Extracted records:

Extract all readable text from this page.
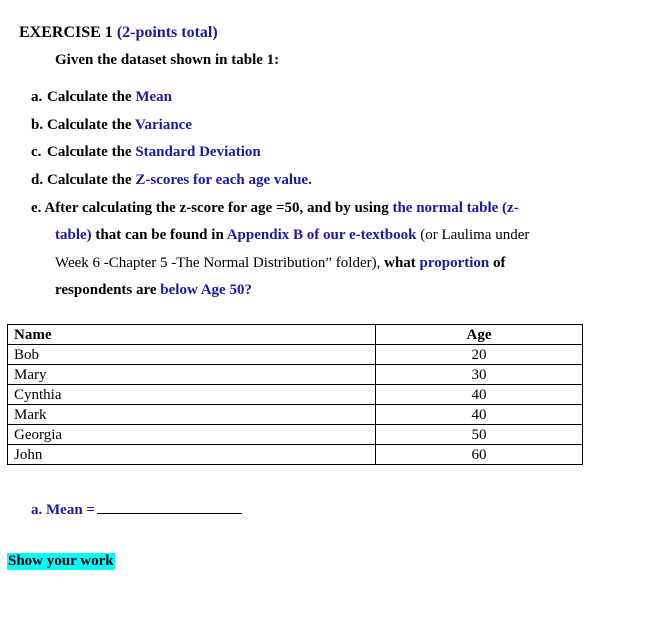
EXERCISE 1 (2-points total)
Given the dataset shown in table 1:
a. Calculate the Mean
b. Calculate the Variance
c. Calculate the Standard Deviation
d. Calculate the Z-scores for each age value.
e. After calculating the z-score for age =50, and by using the normal table (z-
table) that can be found in Appendix B of our e-textbook (or Laulima under
Week 6 -Chapter 5 -The Normal Distribution” folder), what proportion of
respondents are below Age 50?
Name	Age
Bob	20
Mary	30
Cynthia	40
Mark	40
Georgia	50
John	60
a. Mean =
Show your work
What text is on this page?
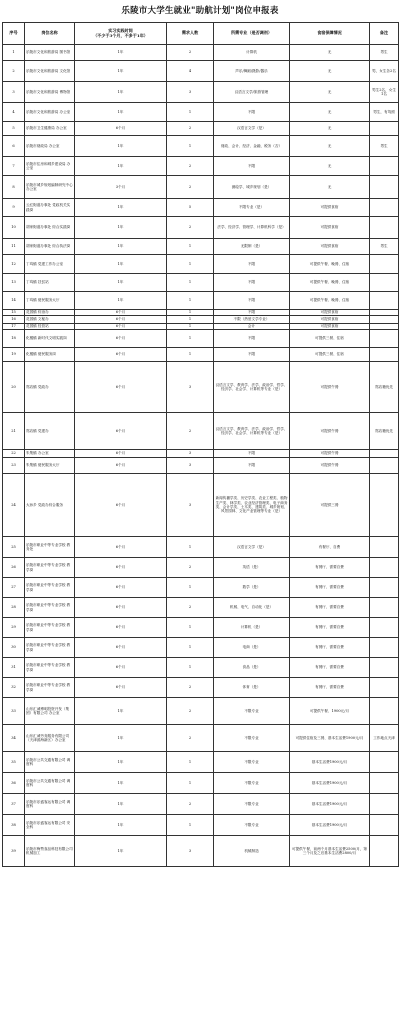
乐陵市大学生就业"助航计划"岗位申报表
序号	岗位名称	实习实践时间
（不少于3个月，不多于1年）	需求人数	所需专业（是否调剂）	食宿保障情况	备注
1	乐陵市文化和旅游局 图书馆	1年	2	计算机	无	男生
2	乐陵市文化和旅游局 文化馆	1年	4	声乐/舞蹈/摄影/器乐	无	男，女生各2名
3	乐陵市文化和旅游局 博物馆	1年	3	汉语言文学/旅游管理	无	男生2名，女生1名
4	乐陵市文化和旅游局 办公室	1年	1	不限	无	男生，有驾照
5	乐陵市卫生健康局 办公室	6个月	2	汉语言文学（是）	无	
6	乐陵市财政局 办公室	1年	1	财政、会计、经济、金融、税务（否）	无	男生
7	乐陵市住房和城乡建设局 办公室	1年	2	不限	无	
8	乐陵市城乡规划编制研究中心 办公室	3个月	2	测绘学、城乡规划（是）	无	
9	云红街道办事处 党政机关实践岗	1年	5	不限专业（是）	可提供食宿	
10	胡家街道办事处 综合实践岗	1年	2	法学、经济学、管理学、计算机科学（是）	可提供食宿	
11	胡家街道办事处 综合执法岗	1年	1	无限制（是）	可提供食宿	男生
12	丁坞镇 党建工作办公室	1年	1	不限	可提供午餐、晚餐、住宿	
13	丁坞镇 扶贫站	1年	1	不限	可提供午餐、晚餐、住宿	
14	丁坞镇 便民服务大厅	1年	1	不限	可提供午餐、晚餐、住宿	
15	花园镇 综治办	6个月	1	不限	可提供食宿	
16	花园镇 文秘办	6个月	1	不限（热爱文学专业）	可提供食宿	
17	花园镇 经管站	6个月	1	会计	可提供食宿	
18	化楼镇 新时代文明实践岗	6个月	1	不限	可提供三餐、住宿	
19	化楼镇 便民服务岗	6个月	1	不限	可提供三餐、住宿	
20	郑店镇 党政办	6个月	3	汉语言文学、教育学、法学、政治学、哲学、经济学、社会学、计算机等专业（是）	可提供午餐	郑店籍优先
21	郑店镇 党建办	6个月	2	汉语言文学、教育学、法学、政治学、哲学、经济学、社会学、计算机等专业（是）	可提供午餐	郑店籍优先
22	朱集镇 办公室	6个月	3	不限	可提供午餐	
23	朱集镇 便民服务大厅	6个月	3	不限	可提供午餐	
24	大孙乡 党政办综合服务	6个月	3	新闻传播学类、历史学类、农业工程类、植物生产类、林学类、农业经济管理类、电子商务类、会计学类、土木类、建筑类、城乡规划、风景园林、文化产业管理等专业（是）	可提供三餐	
25	乐陵市职业中等专业学校 教务处	6个月	1	汉语言文学（是）	有餐厅、自费	
26	乐陵市职业中等专业学校 教学岗	6个月	2	英语（是）	有餐厅、需要自费	
27	乐陵市职业中等专业学校 教学岗	6个月	1	数学（是）	有餐厅、需要自费	
28	乐陵市职业中等专业学校 教学岗	6个月	2	机械、电气、自动化（是）	有餐厅、需要自费	
29	乐陵市职业中等专业学校 教学岗	6个月	1	计算机（是）	有餐厅、需要自费	
30	乐陵市职业中等专业学校 教学岗	6个月	1	电商（是）	有餐厅、需要自费	
31	乐陵市职业中等专业学校 教学岗	6个月	1	食品（是）	有餐厅、需要自费	
32	乐陵市职业中等专业学校 教学岗	6个月	2	体育（是）	有餐厅、需要自费	
33	山东汇诚博明投资开发（集团）有限公司 办公室	1年	2	不限专业	可提供午餐、1900元/月	
34	山东汇诚劳务服务有限公司（天津滨海新区）办公室	1年	2	不限专业	可提供住宿及三餐、基本生活费1900元/月	工作地点天津
35	乐陵市公共交通有限公司 调度科	1年	1	不限专业	基本生活费1900元/月	
36	乐陵市公共交通有限公司 调度科	1年	1	不限专业	基本生活费1900元/月	
37	乐陵市乐盛客运有限公司 调度科	1年	2	不限专业	基本生活费1900元/月	
38	乐陵市乐盛客运有限公司 安全科	1年	1	不限专业	基本生活费1900元/月	
39	乐陵市梅赞食品科技有限公司 机械加工	1年	3	机械制造	可提供午餐，前两个月基本生活费2500/月，第三个月及之后基本生活费2800/月	
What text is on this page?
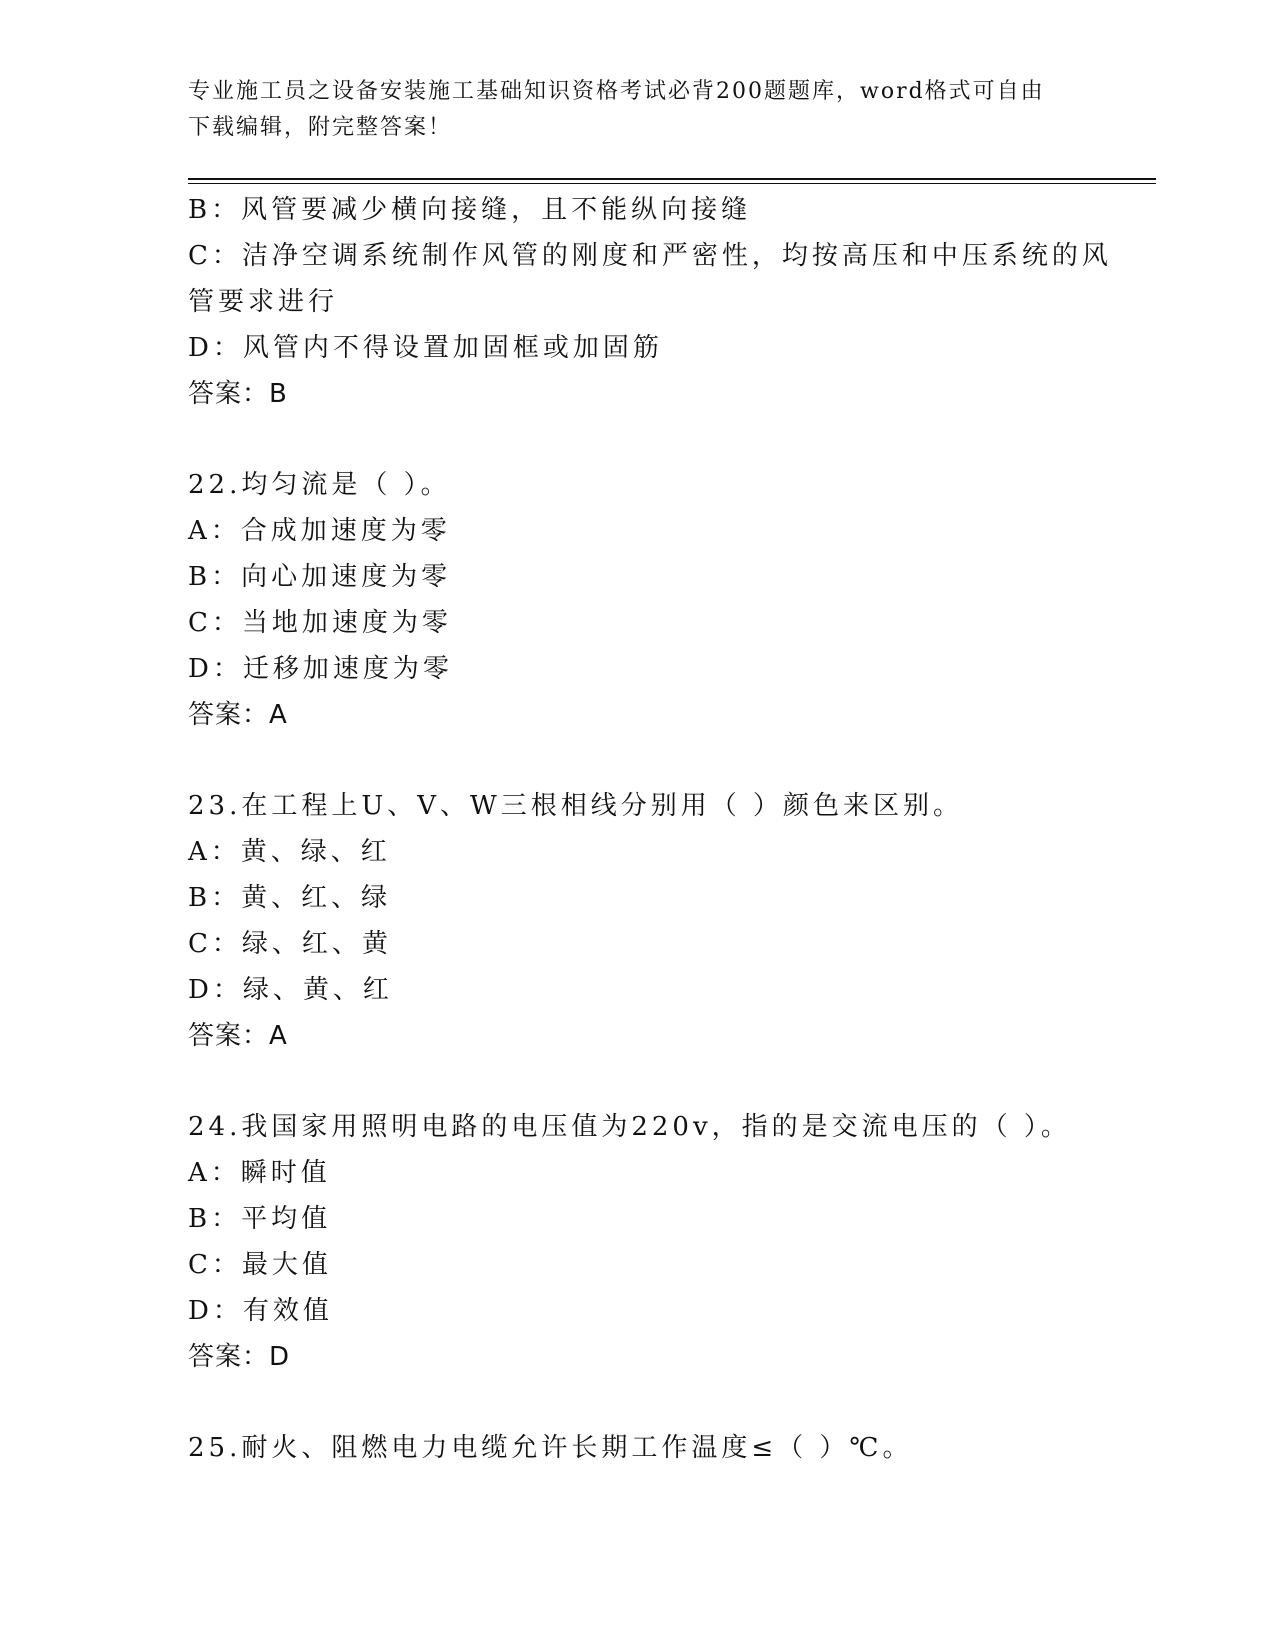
专业施工员之设备安装施工基础知识资格考试必背200题题库，word格式可自由
下载编辑，附完整答案！
B：风管要减少横向接缝，且不能纵向接缝
C：洁净空调系统制作风管的刚度和严密性，均按高压和中压系统的风
管要求进行
D：风管内不得设置加固框或加固筋
答案：B
22.均匀流是（ ）。
A：合成加速度为零
B：向心加速度为零
C：当地加速度为零
D：迁移加速度为零
答案：A
23.在工程上U、V、W三根相线分别用（ ）颜色来区别。
A：黄、绿、红
B：黄、红、绿
C：绿、红、黄
D：绿、黄、红
答案：A
24.我国家用照明电路的电压值为220v，指的是交流电压的（ ）。
A：瞬时值
B：平均值
C：最大值
D：有效值
答案：D
25.耐火、阻燃电力电缆允许长期工作温度≤（ ）℃。
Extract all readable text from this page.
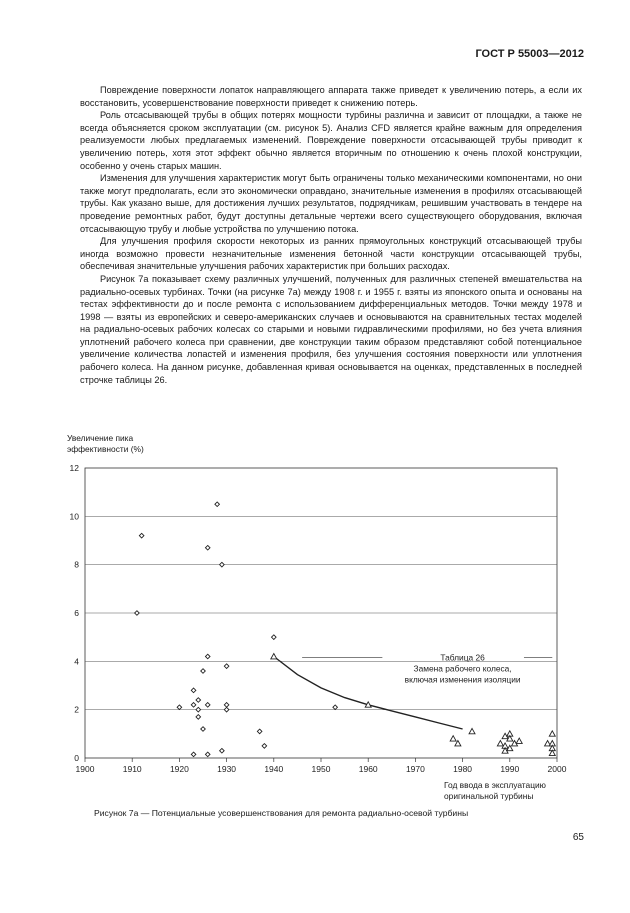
ГОСТ Р 55003—2012

Повреждение поверхности лопаток направляющего аппарата также приведет к увеличению потерь, а если их восстановить, усовершенствование поверхности приведет к снижению потерь.

Роль отсасывающей трубы в общих потерях мощности турбины различна и зависит от площадки, а также не всегда объясняется сроком эксплуатации (см. рисунок 5). Анализ CFD является крайне важным для определения реализуемости любых предлагаемых изменений. Повреждение поверхности отсасывающей трубы приводит к увеличению потерь, хотя этот эффект обычно является вторичным по отношению к очень плохой конструкции, особенно у очень старых машин.

Изменения для улучшения характеристик могут быть ограничены только механическими компонентами, но они также могут предполагать, если это экономически оправдано, значительные изменения в профилях отсасывающей трубы. Как указано выше, для достижения лучших результатов, подрядчикам, решившим участвовать в тендере на проведение ремонтных работ, будут доступны детальные чертежи всего существующего оборудования, включая отсасывающую трубу и любые устройства по улучшению потока.

Для улучшения профиля скорости некоторых из ранних прямоугольных конструкций отсасывающей трубы иногда возможно провести незначительные изменения бетонной части конструкции отсасывающей трубы, обеспечивая значительные улучшения рабочих характеристик при больших расходах.

Рисунок 7а показывает схему различных улучшений, полученных для различных степеней вмешательства на радиально-осевых турбинах. Точки (на рисунке 7а) между 1908 г. и 1955 г. взяты из японского опыта и основаны на тестах эффективности до и после ремонта с использованием дифференциальных методов. Точки между 1978 и 1998 — взяты из европейских и северо-американских случаев и основываются на сравнительных тестах моделей на радиально-осевых рабочих колесах со старыми и новыми гидравлическими профилями, но без учета влияния уплотнений рабочего колеса при сравнении, две конструкции таким образом представляют собой потенциальное увеличение количества лопастей и изменения профиля, без улучшения состояния поверхности или уплотнения рабочего колеса. На данном рисунке, добавленная кривая основывается на оценках, представленных в последней строчке таблицы 26.

Увеличение пика
эффективности (%)
0
2
4
6
8
10
12
1900	1910	1920	1930	1940	1950	1960	1970	1980	1990	2000
Таблица 26
Замена рабочего колеса,
включая изменения изоляции
Год ввода в эксплуатацию
оригинальной турбины
Рисунок 7а — Потенциальные усовершенствования для ремонта радиально-осевой турбины
65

#### PROBLEM REQUIREMENTS
From the material above, gather all lines that include the string "эффективности" and copy them.

#### FULL ANSWER
Рисунок 7а показывает схему различных улучшений, полученных для различных степеней вмешательства на радиально-осевых турбинах. Точки (на рисунке 7а) между 1908 г. и 1955 г. взяты из японского опыта и основаны на тестах эффективности до и после ремонта с использованием дифференциальных методов. Точки между 1978 и 1998 — взяты из европейских и северо-американских случаев и основываются на сравнительных тестах моделей на радиально-осевых рабочих колесах со старыми и новыми гидравлическими профилями, но без учета влияния уплотнений рабочего колеса при сравнении, две конструкции таким образом представляют собой потенциальное увеличение количества лопастей и изменения профиля, без улучшения состояния поверхности или уплотнения рабочего колеса. На данном рисунке, добавленная кривая основывается на оценках, представленных в последней строчке таблицы 26.
эффективности (%)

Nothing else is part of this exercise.